STATED PROBLEM
Extract every line below that contains the word "المواضيع".

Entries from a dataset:

[Start]

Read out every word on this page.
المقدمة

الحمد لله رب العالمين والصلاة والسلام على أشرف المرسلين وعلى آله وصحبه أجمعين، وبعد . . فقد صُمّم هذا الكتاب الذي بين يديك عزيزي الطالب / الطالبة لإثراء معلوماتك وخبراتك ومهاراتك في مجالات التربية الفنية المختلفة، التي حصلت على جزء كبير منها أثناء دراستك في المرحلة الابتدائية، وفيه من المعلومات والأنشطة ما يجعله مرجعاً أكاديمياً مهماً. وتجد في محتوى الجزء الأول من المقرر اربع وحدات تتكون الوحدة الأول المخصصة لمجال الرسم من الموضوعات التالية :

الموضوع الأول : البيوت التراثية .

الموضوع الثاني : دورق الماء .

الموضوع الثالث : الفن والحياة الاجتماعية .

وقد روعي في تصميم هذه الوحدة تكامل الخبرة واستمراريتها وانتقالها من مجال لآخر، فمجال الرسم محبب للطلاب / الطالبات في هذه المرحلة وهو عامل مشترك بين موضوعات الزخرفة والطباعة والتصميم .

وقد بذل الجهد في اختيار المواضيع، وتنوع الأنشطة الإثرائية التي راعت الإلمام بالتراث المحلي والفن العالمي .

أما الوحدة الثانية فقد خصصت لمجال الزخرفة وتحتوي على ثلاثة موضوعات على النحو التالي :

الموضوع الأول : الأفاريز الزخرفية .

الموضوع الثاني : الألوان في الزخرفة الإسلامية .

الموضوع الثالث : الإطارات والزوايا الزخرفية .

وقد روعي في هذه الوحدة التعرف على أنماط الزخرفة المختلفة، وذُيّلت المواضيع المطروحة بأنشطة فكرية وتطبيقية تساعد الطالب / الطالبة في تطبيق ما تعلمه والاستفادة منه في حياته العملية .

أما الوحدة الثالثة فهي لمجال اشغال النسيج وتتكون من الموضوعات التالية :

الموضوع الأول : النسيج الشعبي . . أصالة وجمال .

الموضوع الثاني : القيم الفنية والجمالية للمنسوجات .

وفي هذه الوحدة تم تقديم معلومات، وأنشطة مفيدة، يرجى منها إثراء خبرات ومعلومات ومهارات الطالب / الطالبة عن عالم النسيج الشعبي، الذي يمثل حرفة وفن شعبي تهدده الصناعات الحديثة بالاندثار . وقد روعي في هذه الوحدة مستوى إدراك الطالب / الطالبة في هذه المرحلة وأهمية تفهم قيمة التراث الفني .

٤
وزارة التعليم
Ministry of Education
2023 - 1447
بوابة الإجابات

[End]
[Start]

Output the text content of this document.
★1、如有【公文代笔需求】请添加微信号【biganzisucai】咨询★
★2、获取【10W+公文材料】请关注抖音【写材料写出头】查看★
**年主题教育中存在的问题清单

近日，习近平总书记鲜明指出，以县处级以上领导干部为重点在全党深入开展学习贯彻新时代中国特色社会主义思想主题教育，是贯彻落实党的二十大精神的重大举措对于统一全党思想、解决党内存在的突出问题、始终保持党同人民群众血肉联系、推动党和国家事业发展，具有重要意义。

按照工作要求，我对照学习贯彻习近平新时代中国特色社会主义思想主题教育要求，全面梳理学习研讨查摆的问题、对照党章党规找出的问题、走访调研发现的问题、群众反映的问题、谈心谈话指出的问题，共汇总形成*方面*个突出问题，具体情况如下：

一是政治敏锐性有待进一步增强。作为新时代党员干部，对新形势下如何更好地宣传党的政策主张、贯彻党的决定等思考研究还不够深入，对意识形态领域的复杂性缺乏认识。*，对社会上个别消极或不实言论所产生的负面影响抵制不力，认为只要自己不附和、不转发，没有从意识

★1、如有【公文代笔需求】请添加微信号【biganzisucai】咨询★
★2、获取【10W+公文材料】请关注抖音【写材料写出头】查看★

[End]

RESULT OF THE TASK
وقد بذل الجهد في اختيار المواضيع، وتنوع الأنشطة الإثرائية التي راعت الإلمام بالتراث المحلي والفن العالمي .
وقد روعي في هذه الوحدة التعرف على أنماط الزخرفة المختلفة، وذُيّلت المواضيع المطروحة بأنشطة فكرية وتطبيقية تساعد الطالب / الطالبة في تطبيق ما تعلمه والاستفادة منه في حياته العملية .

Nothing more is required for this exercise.